> [Objective] Restate the records that follow word for word; no pictures should appear.

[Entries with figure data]

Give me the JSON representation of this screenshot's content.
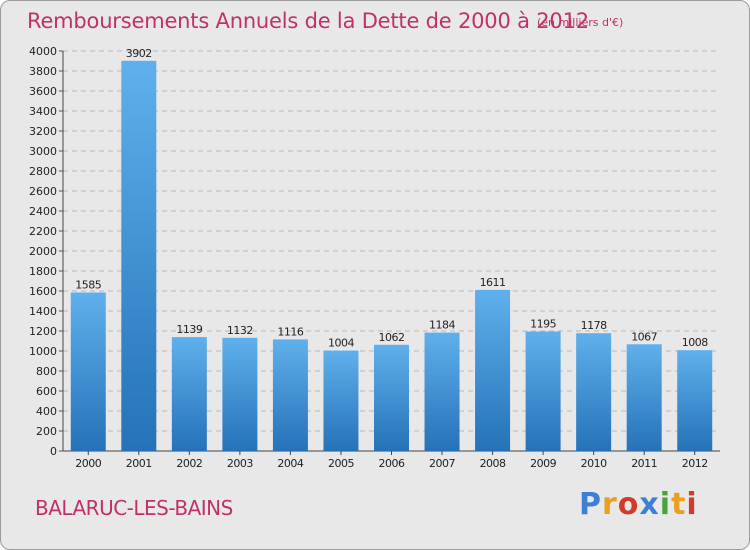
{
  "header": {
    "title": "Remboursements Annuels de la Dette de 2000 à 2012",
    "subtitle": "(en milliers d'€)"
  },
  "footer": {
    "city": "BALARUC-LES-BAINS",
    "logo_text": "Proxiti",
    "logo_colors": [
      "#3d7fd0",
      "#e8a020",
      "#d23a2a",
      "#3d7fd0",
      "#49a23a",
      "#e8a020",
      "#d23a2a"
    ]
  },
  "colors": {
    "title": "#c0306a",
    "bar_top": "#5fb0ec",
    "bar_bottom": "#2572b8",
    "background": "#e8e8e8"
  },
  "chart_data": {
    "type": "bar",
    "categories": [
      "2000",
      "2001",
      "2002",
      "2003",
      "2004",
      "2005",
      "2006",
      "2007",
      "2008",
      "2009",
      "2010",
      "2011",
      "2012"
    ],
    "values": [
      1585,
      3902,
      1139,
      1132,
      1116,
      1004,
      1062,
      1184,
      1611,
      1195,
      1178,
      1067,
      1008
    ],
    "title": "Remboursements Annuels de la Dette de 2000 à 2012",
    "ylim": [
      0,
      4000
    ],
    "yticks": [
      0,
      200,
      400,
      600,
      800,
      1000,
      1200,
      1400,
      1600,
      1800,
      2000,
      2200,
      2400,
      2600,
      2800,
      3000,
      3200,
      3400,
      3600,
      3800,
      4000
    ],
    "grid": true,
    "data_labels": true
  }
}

> [Complete response]
Give me the JSON representation of this screenshot's content.
{
  "header": {
    "title": "Remboursements Annuels de la Dette de 2000 à 2012",
    "subtitle": "(en milliers d'€)"
  },
  "footer": {
    "city": "BALARUC-LES-BAINS",
    "logo_text": "Proxiti",
    "logo_colors": [
      "#3d7fd0",
      "#e8a020",
      "#d23a2a",
      "#3d7fd0",
      "#49a23a",
      "#e8a020",
      "#d23a2a"
    ]
  },
  "colors": {
    "title": "#c0306a",
    "bar_top": "#5fb0ec",
    "bar_bottom": "#2572b8",
    "background": "#e8e8e8"
  },
  "chart_data": {
    "type": "bar",
    "categories": [
      "2000",
      "2001",
      "2002",
      "2003",
      "2004",
      "2005",
      "2006",
      "2007",
      "2008",
      "2009",
      "2010",
      "2011",
      "2012"
    ],
    "values": [
      1585,
      3902,
      1139,
      1132,
      1116,
      1004,
      1062,
      1184,
      1611,
      1195,
      1178,
      1067,
      1008
    ],
    "title": "Remboursements Annuels de la Dette de 2000 à 2012",
    "ylim": [
      0,
      4000
    ],
    "yticks": [
      0,
      200,
      400,
      600,
      800,
      1000,
      1200,
      1400,
      1600,
      1800,
      2000,
      2200,
      2400,
      2600,
      2800,
      3000,
      3200,
      3400,
      3600,
      3800,
      4000
    ],
    "grid": true,
    "data_labels": true
  }
}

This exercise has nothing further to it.